-- BEGIN Records --

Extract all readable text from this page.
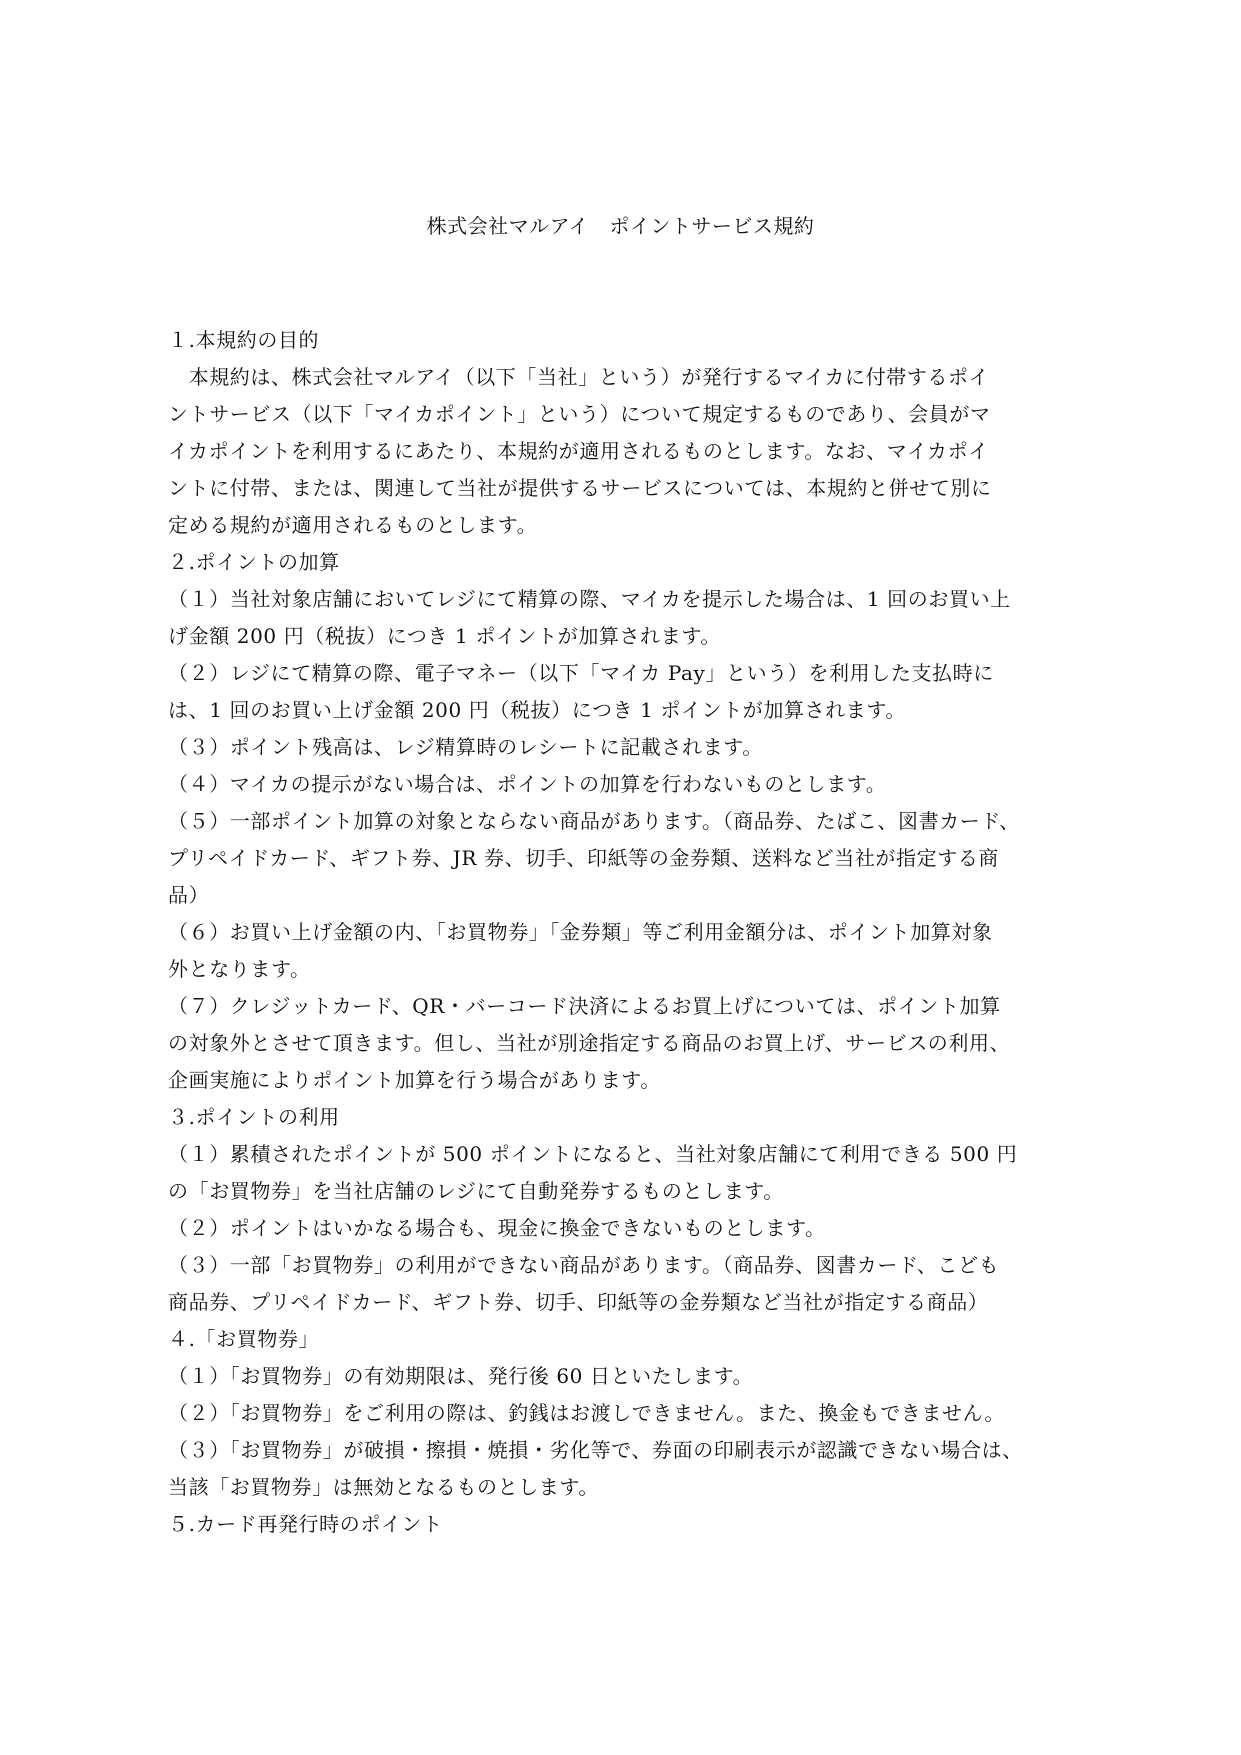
株式会社マルアイ　ポイントサービス規約
１.本規約の目的
　本規約は、株式会社マルアイ（以下「当社」という）が発行するマイカに付帯するポイ
ントサービス（以下「マイカポイント」という）について規定するものであり、会員がマ
イカポイントを利用するにあたり、本規約が適用されるものとします。なお、マイカポイ
ントに付帯、または、関連して当社が提供するサービスについては、本規約と併せて別に
定める規約が適用されるものとします。
２.ポイントの加算
（１）当社対象店舗においてレジにて精算の際、マイカを提示した場合は、1 回のお買い上
げ金額 200 円（税抜）につき 1 ポイントが加算されます。
（２）レジにて精算の際、電子マネー（以下「マイカ Pay」という）を利用した支払時に
は、1 回のお買い上げ金額 200 円（税抜）につき 1 ポイントが加算されます。
（３）ポイント残高は、レジ精算時のレシートに記載されます。
（４）マイカの提示がない場合は、ポイントの加算を行わないものとします。
（５）一部ポイント加算の対象とならない商品があります。（商品券、たばこ、図書カード、
プリペイドカード、ギフト券、JR 券、切手、印紙等の金券類、送料など当社が指定する商
品）
（６）お買い上げ金額の内、「お買物券」「金券類」等ご利用金額分は、ポイント加算対象
外となります。
（７）クレジットカード、QR・バーコード決済によるお買上げについては、ポイント加算
の対象外とさせて頂きます。但し、当社が別途指定する商品のお買上げ、サービスの利用、
企画実施によりポイント加算を行う場合があります。
３.ポイントの利用
（１）累積されたポイントが 500 ポイントになると、当社対象店舗にて利用できる 500 円
の「お買物券」を当社店舗のレジにて自動発券するものとします。
（２）ポイントはいかなる場合も、現金に換金できないものとします。
（３）一部「お買物券」の利用ができない商品があります。（商品券、図書カード、こども
商品券、プリペイドカード、ギフト券、切手、印紙等の金券類など当社が指定する商品）
４.「お買物券」
（１）「お買物券」の有効期限は、発行後 60 日といたします。
（２）「お買物券」をご利用の際は、釣銭はお渡しできません。また、換金もできません。
（３）「お買物券」が破損・擦損・焼損・劣化等で、券面の印刷表示が認識できない場合は、
当該「お買物券」は無効となるものとします。
５.カード再発行時のポイント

-- END Records --

Prompt
Give all the entries again exactly, dropping each picture.

Written reply
Extract all readable text from this page.
株式会社マルアイ　ポイントサービス規約
１.本規約の目的
　本規約は、株式会社マルアイ（以下「当社」という）が発行するマイカに付帯するポイ
ントサービス（以下「マイカポイント」という）について規定するものであり、会員がマ
イカポイントを利用するにあたり、本規約が適用されるものとします。なお、マイカポイ
ントに付帯、または、関連して当社が提供するサービスについては、本規約と併せて別に
定める規約が適用されるものとします。
２.ポイントの加算
（１）当社対象店舗においてレジにて精算の際、マイカを提示した場合は、1 回のお買い上
げ金額 200 円（税抜）につき 1 ポイントが加算されます。
（２）レジにて精算の際、電子マネー（以下「マイカ Pay」という）を利用した支払時に
は、1 回のお買い上げ金額 200 円（税抜）につき 1 ポイントが加算されます。
（３）ポイント残高は、レジ精算時のレシートに記載されます。
（４）マイカの提示がない場合は、ポイントの加算を行わないものとします。
（５）一部ポイント加算の対象とならない商品があります。（商品券、たばこ、図書カード、
プリペイドカード、ギフト券、JR 券、切手、印紙等の金券類、送料など当社が指定する商
品）
（６）お買い上げ金額の内、「お買物券」「金券類」等ご利用金額分は、ポイント加算対象
外となります。
（７）クレジットカード、QR・バーコード決済によるお買上げについては、ポイント加算
の対象外とさせて頂きます。但し、当社が別途指定する商品のお買上げ、サービスの利用、
企画実施によりポイント加算を行う場合があります。
３.ポイントの利用
（１）累積されたポイントが 500 ポイントになると、当社対象店舗にて利用できる 500 円
の「お買物券」を当社店舗のレジにて自動発券するものとします。
（２）ポイントはいかなる場合も、現金に換金できないものとします。
（３）一部「お買物券」の利用ができない商品があります。（商品券、図書カード、こども
商品券、プリペイドカード、ギフト券、切手、印紙等の金券類など当社が指定する商品）
４.「お買物券」
（１）「お買物券」の有効期限は、発行後 60 日といたします。
（２）「お買物券」をご利用の際は、釣銭はお渡しできません。また、換金もできません。
（３）「お買物券」が破損・擦損・焼損・劣化等で、券面の印刷表示が認識できない場合は、
当該「お買物券」は無効となるものとします。
５.カード再発行時のポイント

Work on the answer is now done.